▸ **Problem to solve**:
Write out the full listing again, exactly as it stands.

(Stored data entries)
◇ ◇ ◇ ◇ ◇ ◇ ◇
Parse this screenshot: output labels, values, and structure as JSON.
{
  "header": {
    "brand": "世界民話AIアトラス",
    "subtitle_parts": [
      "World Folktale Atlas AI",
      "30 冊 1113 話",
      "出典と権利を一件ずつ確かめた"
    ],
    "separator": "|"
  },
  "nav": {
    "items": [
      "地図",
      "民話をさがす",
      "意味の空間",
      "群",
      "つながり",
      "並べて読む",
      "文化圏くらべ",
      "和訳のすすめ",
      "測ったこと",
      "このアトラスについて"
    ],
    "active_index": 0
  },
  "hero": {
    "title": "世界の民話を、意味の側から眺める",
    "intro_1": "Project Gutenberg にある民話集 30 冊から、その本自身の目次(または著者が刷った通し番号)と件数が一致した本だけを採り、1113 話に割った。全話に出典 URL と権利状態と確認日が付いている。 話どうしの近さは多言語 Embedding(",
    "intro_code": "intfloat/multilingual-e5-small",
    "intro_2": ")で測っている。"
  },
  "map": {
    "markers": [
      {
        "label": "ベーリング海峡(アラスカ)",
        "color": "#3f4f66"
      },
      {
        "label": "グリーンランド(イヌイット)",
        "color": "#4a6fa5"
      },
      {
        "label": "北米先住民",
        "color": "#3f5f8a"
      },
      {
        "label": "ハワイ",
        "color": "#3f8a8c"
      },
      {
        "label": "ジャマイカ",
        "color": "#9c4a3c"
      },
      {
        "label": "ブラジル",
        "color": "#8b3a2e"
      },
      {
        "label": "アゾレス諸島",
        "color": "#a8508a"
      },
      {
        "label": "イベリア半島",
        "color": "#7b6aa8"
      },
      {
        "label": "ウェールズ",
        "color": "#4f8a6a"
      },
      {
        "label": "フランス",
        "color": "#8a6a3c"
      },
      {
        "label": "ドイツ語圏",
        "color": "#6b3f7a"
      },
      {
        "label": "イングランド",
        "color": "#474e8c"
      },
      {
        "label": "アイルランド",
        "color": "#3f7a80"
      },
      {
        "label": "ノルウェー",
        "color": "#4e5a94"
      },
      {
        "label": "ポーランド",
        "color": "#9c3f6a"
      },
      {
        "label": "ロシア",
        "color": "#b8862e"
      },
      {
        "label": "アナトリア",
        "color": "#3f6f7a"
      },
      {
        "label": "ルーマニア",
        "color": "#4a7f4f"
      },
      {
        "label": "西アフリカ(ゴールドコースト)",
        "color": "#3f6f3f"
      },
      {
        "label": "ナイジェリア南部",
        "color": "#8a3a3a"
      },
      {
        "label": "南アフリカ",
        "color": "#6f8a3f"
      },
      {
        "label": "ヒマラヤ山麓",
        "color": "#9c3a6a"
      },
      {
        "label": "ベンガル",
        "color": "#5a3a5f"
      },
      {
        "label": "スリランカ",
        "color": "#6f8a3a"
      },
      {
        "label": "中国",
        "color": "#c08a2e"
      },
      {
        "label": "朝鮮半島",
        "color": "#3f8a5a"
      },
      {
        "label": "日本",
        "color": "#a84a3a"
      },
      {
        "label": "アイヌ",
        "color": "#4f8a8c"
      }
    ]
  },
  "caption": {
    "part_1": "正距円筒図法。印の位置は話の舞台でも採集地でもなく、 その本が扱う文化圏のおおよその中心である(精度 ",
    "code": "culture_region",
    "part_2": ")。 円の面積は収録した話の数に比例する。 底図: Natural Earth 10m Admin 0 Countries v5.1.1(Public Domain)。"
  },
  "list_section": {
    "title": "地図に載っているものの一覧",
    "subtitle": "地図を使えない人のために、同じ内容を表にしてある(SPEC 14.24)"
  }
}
◇ ◇ ◇ ◇ ◇ ◇ ◇
▸ **Response to this task**:
Parse this screenshot: output labels, values, and structure as JSON.
{
  "header": {
    "brand": "世界民話AIアトラス",
    "subtitle_parts": [
      "World Folktale Atlas AI",
      "30 冊 1113 話",
      "出典と権利を一件ずつ確かめた"
    ],
    "separator": "|"
  },
  "nav": {
    "items": [
      "地図",
      "民話をさがす",
      "意味の空間",
      "群",
      "つながり",
      "並べて読む",
      "文化圏くらべ",
      "和訳のすすめ",
      "測ったこと",
      "このアトラスについて"
    ],
    "active_index": 0
  },
  "hero": {
    "title": "世界の民話を、意味の側から眺める",
    "intro_1": "Project Gutenberg にある民話集 30 冊から、その本自身の目次(または著者が刷った通し番号)と件数が一致した本だけを採り、1113 話に割った。全話に出典 URL と権利状態と確認日が付いている。 話どうしの近さは多言語 Embedding(",
    "intro_code": "intfloat/multilingual-e5-small",
    "intro_2": ")で測っている。"
  },
  "map": {
    "markers": [
      {
        "label": "ベーリング海峡(アラスカ)",
        "color": "#3f4f66"
      },
      {
        "label": "グリーンランド(イヌイット)",
        "color": "#4a6fa5"
      },
      {
        "label": "北米先住民",
        "color": "#3f5f8a"
      },
      {
        "label": "ハワイ",
        "color": "#3f8a8c"
      },
      {
        "label": "ジャマイカ",
        "color": "#9c4a3c"
      },
      {
        "label": "ブラジル",
        "color": "#8b3a2e"
      },
      {
        "label": "アゾレス諸島",
        "color": "#a8508a"
      },
      {
        "label": "イベリア半島",
        "color": "#7b6aa8"
      },
      {
        "label": "ウェールズ",
        "color": "#4f8a6a"
      },
      {
        "label": "フランス",
        "color": "#8a6a3c"
      },
      {
        "label": "ドイツ語圏",
        "color": "#6b3f7a"
      },
      {
        "label": "イングランド",
        "color": "#474e8c"
      },
      {
        "label": "アイルランド",
        "color": "#3f7a80"
      },
      {
        "label": "ノルウェー",
        "color": "#4e5a94"
      },
      {
        "label": "ポーランド",
        "color": "#9c3f6a"
      },
      {
        "label": "ロシア",
        "color": "#b8862e"
      },
      {
        "label": "アナトリア",
        "color": "#3f6f7a"
      },
      {
        "label": "ルーマニア",
        "color": "#4a7f4f"
      },
      {
        "label": "西アフリカ(ゴールドコースト)",
        "color": "#3f6f3f"
      },
      {
        "label": "ナイジェリア南部",
        "color": "#8a3a3a"
      },
      {
        "label": "南アフリカ",
        "color": "#6f8a3f"
      },
      {
        "label": "ヒマラヤ山麓",
        "color": "#9c3a6a"
      },
      {
        "label": "ベンガル",
        "color": "#5a3a5f"
      },
      {
        "label": "スリランカ",
        "color": "#6f8a3a"
      },
      {
        "label": "中国",
        "color": "#c08a2e"
      },
      {
        "label": "朝鮮半島",
        "color": "#3f8a5a"
      },
      {
        "label": "日本",
        "color": "#a84a3a"
      },
      {
        "label": "アイヌ",
        "color": "#4f8a8c"
      }
    ]
  },
  "caption": {
    "part_1": "正距円筒図法。印の位置は話の舞台でも採集地でもなく、 その本が扱う文化圏のおおよその中心である(精度 ",
    "code": "culture_region",
    "part_2": ")。 円の面積は収録した話の数に比例する。 底図: Natural Earth 10m Admin 0 Countries v5.1.1(Public Domain)。"
  },
  "list_section": {
    "title": "地図に載っているものの一覧",
    "subtitle": "地図を使えない人のために、同じ内容を表にしてある(SPEC 14.24)"
  }
}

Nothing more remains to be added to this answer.